[A block of data]
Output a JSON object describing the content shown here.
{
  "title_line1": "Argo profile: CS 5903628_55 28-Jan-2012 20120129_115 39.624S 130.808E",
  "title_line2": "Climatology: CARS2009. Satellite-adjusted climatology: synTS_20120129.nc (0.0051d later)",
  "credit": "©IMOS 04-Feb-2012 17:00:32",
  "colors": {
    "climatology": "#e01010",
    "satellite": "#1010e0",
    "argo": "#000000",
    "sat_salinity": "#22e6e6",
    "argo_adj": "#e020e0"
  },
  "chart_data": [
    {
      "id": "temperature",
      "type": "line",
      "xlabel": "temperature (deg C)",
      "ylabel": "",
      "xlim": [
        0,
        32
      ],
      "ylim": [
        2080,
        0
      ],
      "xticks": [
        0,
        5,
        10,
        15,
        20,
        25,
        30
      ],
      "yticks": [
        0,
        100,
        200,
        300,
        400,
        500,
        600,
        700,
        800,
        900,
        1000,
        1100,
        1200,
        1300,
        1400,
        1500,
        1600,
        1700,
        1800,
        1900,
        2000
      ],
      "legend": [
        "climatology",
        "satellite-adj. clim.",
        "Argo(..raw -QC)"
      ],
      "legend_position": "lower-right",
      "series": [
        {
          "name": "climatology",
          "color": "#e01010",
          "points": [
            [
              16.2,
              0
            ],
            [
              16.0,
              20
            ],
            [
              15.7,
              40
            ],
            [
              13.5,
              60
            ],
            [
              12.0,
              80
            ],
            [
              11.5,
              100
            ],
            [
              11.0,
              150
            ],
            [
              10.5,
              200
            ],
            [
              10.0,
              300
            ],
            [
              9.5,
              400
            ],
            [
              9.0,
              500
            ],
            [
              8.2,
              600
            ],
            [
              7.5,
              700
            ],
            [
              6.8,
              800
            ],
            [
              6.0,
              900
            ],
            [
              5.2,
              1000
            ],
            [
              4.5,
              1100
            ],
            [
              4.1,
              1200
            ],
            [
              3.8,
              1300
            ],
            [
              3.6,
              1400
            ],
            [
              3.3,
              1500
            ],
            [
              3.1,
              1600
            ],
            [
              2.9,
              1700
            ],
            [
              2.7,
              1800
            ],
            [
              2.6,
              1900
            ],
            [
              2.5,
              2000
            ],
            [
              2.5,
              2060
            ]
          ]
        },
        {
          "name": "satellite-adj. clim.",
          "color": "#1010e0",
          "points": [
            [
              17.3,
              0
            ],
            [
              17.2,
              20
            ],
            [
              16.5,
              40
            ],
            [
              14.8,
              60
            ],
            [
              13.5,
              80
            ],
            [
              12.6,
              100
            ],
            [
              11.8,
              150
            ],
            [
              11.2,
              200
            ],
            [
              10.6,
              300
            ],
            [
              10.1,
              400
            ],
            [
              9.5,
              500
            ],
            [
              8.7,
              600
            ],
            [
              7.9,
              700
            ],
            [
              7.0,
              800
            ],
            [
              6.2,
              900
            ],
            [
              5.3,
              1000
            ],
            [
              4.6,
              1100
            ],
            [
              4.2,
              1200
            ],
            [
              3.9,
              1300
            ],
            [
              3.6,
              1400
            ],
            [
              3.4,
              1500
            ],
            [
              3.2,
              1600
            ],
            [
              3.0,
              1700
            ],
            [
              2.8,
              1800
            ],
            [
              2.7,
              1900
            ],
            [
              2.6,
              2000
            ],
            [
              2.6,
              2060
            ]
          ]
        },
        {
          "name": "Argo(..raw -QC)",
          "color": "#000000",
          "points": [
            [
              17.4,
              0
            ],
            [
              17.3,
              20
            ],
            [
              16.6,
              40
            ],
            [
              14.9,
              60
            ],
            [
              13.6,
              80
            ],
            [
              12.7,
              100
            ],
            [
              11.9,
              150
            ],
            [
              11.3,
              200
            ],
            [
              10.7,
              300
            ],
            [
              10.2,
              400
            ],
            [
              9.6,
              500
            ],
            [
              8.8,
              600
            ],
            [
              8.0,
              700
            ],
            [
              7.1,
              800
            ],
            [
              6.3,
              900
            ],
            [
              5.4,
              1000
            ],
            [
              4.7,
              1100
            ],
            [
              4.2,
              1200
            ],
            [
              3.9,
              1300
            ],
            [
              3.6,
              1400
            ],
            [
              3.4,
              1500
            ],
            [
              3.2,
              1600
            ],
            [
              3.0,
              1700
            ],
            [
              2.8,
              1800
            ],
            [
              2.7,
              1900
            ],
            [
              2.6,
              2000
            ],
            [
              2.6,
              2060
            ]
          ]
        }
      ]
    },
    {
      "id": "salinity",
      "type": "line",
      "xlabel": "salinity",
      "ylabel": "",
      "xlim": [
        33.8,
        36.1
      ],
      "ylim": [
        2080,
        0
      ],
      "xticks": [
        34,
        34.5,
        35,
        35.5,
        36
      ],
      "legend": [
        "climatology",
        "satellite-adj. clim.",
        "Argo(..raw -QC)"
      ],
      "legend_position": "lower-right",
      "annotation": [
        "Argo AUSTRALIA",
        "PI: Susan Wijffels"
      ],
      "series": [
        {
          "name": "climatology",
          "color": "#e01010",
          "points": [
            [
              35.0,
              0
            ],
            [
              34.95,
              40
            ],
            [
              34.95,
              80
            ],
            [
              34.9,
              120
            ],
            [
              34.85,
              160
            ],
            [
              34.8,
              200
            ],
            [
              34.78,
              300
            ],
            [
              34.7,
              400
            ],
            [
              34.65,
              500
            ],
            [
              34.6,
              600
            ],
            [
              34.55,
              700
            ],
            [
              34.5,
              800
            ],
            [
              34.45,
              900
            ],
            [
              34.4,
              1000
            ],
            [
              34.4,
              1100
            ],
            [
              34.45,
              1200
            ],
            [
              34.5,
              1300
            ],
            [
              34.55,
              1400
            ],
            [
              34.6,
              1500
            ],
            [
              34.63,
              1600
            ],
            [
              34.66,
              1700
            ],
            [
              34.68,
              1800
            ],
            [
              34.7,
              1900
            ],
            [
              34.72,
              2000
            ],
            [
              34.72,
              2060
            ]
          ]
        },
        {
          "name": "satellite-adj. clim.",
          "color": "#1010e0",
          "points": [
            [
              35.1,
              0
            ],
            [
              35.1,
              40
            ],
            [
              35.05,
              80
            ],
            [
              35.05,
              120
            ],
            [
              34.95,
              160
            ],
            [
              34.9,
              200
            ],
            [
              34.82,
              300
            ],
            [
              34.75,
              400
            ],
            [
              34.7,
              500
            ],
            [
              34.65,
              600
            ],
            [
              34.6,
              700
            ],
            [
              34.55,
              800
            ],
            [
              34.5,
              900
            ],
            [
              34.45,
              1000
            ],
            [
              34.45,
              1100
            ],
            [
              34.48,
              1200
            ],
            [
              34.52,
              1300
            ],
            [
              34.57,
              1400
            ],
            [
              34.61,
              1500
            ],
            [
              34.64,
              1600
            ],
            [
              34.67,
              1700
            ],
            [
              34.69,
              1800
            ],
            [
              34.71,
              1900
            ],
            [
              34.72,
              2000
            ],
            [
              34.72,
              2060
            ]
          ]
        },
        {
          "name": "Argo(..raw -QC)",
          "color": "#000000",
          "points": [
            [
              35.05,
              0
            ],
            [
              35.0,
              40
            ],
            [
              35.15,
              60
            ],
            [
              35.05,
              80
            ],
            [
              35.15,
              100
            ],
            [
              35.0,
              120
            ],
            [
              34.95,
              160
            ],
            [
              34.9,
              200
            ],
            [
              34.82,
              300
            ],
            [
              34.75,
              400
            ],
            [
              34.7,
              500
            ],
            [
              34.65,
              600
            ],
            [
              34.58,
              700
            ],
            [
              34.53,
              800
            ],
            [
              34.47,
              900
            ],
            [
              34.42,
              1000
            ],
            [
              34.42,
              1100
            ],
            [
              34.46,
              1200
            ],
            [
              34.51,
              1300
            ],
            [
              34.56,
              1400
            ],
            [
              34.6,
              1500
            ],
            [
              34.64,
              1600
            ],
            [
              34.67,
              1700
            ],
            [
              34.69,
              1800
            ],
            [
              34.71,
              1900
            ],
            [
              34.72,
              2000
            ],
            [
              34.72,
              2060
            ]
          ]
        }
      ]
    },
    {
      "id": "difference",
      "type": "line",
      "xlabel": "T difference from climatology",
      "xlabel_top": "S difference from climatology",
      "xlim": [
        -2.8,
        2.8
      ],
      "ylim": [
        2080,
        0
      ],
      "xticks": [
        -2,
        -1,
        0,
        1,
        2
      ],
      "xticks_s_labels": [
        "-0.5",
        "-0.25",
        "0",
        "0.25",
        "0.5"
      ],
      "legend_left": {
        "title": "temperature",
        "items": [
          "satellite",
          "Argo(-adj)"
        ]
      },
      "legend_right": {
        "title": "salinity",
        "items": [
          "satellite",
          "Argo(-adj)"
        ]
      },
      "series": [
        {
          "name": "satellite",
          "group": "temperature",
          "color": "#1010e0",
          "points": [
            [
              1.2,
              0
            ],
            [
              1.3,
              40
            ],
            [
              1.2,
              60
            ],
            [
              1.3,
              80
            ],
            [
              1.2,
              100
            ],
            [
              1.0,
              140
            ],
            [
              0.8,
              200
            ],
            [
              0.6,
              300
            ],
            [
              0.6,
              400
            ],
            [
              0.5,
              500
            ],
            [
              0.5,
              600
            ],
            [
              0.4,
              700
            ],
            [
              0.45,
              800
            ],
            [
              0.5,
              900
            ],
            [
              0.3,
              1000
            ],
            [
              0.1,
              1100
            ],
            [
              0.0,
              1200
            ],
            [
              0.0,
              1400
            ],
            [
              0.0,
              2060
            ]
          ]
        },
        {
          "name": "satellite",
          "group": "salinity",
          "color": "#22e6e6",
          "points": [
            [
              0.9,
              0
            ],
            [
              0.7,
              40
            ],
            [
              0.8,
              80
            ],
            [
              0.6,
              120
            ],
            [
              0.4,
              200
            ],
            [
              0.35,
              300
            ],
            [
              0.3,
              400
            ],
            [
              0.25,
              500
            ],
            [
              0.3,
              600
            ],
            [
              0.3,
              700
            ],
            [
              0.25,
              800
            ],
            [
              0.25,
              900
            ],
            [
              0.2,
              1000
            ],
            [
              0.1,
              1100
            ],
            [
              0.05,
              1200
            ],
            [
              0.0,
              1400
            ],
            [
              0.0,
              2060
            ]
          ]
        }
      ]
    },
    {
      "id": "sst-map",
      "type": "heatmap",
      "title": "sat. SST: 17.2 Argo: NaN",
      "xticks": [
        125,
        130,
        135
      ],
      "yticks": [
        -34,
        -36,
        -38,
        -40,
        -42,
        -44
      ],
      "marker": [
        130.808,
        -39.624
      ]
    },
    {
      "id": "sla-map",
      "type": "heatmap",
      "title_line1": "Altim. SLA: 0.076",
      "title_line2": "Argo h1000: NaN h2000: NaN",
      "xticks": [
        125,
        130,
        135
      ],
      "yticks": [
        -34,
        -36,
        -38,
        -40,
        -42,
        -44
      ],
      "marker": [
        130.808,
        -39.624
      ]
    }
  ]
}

#### AIM OF THE TASK:
Copy out each line of the data containing the string "from".

#### RESPONSE BELOW:
      "xlabel": "T difference from climatology",
      "xlabel_top": "S difference from climatology",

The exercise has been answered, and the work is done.